AIM OF THE TASK: Quote, word for word, the lines of the material below from the line containing "svg-text:FAT MELTING: FAT MELTING xyxy=(1149,155,1170,159)" through the line containing "svg-text:STREET: STREET xyxy=(531,99,567,107)", including both.
........
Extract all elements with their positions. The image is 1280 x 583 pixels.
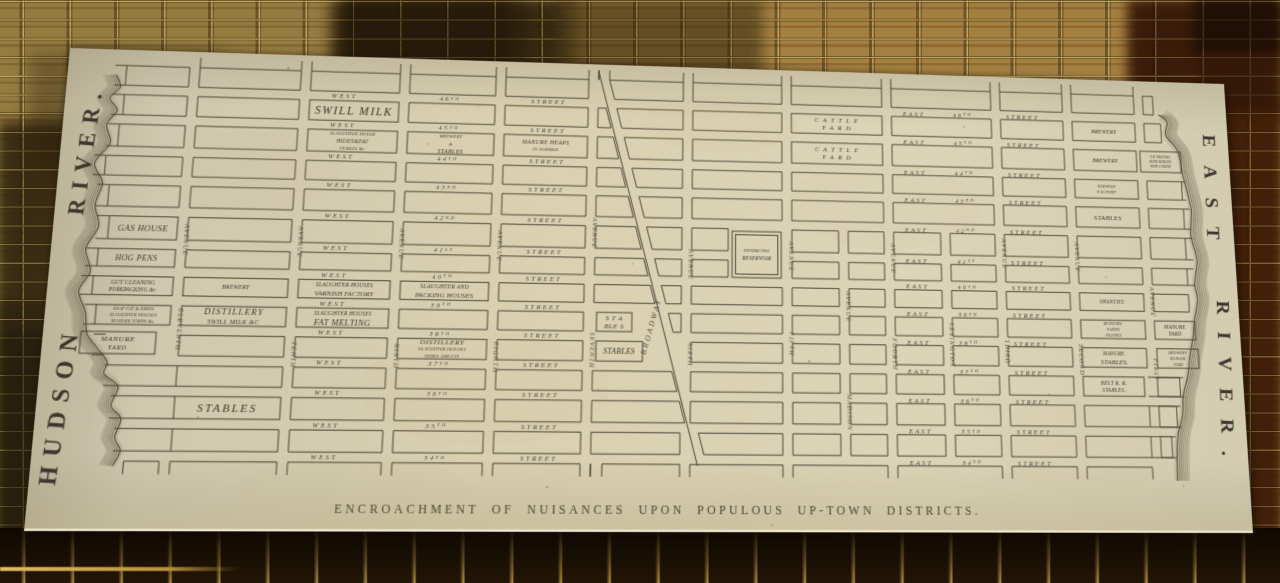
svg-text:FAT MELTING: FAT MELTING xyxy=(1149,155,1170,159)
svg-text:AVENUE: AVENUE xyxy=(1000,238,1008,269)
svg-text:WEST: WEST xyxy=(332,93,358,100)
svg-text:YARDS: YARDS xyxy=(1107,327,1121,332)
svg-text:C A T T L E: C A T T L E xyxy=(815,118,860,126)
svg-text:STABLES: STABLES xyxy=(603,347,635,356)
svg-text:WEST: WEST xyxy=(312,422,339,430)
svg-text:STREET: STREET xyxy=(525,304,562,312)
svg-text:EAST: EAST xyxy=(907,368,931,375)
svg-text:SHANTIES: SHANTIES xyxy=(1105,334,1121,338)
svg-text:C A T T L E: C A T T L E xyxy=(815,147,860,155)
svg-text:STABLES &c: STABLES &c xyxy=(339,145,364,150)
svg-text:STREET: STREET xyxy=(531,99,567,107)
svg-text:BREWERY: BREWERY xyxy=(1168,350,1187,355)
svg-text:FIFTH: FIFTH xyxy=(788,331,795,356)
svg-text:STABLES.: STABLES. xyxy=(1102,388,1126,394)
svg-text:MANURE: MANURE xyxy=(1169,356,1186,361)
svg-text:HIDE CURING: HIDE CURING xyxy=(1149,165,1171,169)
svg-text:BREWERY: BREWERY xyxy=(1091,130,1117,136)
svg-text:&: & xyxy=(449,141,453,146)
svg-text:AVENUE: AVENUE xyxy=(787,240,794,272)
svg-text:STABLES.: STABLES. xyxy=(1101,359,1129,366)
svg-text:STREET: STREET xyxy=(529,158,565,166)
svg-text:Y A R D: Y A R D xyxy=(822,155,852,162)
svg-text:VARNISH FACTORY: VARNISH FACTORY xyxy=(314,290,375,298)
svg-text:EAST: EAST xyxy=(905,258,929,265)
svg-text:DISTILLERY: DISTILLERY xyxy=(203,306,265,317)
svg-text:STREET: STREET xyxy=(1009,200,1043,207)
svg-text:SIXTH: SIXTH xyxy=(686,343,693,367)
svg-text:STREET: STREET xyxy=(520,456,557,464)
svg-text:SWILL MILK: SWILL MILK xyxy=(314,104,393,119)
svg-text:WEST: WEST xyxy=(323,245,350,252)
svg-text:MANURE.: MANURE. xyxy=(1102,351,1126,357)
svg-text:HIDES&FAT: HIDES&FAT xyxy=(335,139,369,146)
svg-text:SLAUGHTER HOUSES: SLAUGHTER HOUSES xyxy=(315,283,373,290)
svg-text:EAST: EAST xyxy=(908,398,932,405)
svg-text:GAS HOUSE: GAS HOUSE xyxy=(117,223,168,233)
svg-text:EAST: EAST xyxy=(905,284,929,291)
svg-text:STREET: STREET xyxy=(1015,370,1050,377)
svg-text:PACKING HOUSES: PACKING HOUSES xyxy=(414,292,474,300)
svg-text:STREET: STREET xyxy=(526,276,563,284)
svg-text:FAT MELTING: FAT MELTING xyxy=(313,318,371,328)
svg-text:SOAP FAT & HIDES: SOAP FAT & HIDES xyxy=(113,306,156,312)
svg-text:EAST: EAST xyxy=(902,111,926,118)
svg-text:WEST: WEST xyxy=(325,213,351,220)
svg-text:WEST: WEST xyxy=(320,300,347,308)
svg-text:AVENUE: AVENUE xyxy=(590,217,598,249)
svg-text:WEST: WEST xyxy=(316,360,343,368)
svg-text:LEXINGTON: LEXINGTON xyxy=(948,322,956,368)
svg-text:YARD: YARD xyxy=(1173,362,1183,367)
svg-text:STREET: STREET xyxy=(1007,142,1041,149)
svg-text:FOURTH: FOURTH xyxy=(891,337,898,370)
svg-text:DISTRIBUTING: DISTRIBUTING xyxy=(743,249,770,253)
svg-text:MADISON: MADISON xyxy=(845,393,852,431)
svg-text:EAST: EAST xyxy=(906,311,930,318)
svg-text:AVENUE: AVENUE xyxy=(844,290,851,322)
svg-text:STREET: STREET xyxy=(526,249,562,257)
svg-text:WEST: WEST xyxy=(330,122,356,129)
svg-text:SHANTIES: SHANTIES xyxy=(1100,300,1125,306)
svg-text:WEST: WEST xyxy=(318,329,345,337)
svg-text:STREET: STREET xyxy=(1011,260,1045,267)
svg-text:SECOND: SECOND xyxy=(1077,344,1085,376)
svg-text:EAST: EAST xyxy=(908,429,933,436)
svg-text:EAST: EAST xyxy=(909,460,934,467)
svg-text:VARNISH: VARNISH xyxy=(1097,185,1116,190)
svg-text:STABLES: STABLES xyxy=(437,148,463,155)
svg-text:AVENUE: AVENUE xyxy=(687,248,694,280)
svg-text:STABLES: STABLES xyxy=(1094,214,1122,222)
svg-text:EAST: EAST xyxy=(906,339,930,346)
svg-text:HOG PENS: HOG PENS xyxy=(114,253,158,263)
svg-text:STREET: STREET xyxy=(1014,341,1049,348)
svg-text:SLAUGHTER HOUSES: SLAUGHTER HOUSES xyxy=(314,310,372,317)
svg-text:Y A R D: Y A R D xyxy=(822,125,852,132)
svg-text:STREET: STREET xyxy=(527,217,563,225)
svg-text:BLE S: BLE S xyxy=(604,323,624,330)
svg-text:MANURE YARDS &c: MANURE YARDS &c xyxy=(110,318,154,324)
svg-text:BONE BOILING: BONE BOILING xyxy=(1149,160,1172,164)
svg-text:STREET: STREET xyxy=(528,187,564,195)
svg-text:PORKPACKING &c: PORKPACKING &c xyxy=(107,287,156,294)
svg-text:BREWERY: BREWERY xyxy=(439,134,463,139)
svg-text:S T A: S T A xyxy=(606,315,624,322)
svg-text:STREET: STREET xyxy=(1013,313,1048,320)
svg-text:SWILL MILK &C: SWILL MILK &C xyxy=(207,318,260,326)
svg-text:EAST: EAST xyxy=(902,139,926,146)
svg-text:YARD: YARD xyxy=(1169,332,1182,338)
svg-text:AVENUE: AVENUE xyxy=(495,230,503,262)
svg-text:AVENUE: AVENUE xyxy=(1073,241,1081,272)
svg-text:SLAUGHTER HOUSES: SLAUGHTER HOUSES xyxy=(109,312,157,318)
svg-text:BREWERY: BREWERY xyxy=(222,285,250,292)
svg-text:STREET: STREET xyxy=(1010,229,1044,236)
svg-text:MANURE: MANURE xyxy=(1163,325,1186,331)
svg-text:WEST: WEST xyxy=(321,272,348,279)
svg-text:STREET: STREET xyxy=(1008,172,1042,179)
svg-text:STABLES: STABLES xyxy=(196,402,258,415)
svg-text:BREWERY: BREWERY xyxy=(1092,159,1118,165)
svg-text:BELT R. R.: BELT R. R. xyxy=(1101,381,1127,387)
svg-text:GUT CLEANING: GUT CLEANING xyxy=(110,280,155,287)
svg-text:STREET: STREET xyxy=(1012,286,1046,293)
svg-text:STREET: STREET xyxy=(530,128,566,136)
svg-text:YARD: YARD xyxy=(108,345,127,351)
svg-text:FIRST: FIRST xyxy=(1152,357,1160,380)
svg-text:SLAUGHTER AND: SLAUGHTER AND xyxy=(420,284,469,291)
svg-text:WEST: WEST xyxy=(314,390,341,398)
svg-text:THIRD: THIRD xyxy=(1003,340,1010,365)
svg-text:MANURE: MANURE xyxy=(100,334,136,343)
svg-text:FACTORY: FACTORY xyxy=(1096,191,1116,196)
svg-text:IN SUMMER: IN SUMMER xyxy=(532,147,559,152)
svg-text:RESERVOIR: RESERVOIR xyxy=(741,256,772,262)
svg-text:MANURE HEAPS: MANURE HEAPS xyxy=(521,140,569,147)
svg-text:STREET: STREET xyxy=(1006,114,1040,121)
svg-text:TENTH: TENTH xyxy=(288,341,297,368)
........
WORKED SOLUTION:
svg-text:FAT MELTING: FAT MELTING xyxy=(1149,155,1170,159)
svg-text:AVENUE: AVENUE xyxy=(1000,238,1008,269)
svg-text:WEST: WEST xyxy=(332,93,358,100)
svg-text:YARDS: YARDS xyxy=(1107,327,1121,332)
svg-text:C A T T L E: C A T T L E xyxy=(815,118,860,126)
svg-text:STABLES: STABLES xyxy=(603,347,635,356)
svg-text:WEST: WEST xyxy=(312,422,339,430)
svg-text:STREET: STREET xyxy=(525,304,562,312)
svg-text:EAST: EAST xyxy=(907,368,931,375)
svg-text:SHANTIES: SHANTIES xyxy=(1105,334,1121,338)
svg-text:C A T T L E: C A T T L E xyxy=(815,147,860,155)
svg-text:STABLES &c: STABLES &c xyxy=(339,145,364,150)
svg-text:STREET: STREET xyxy=(531,99,567,107)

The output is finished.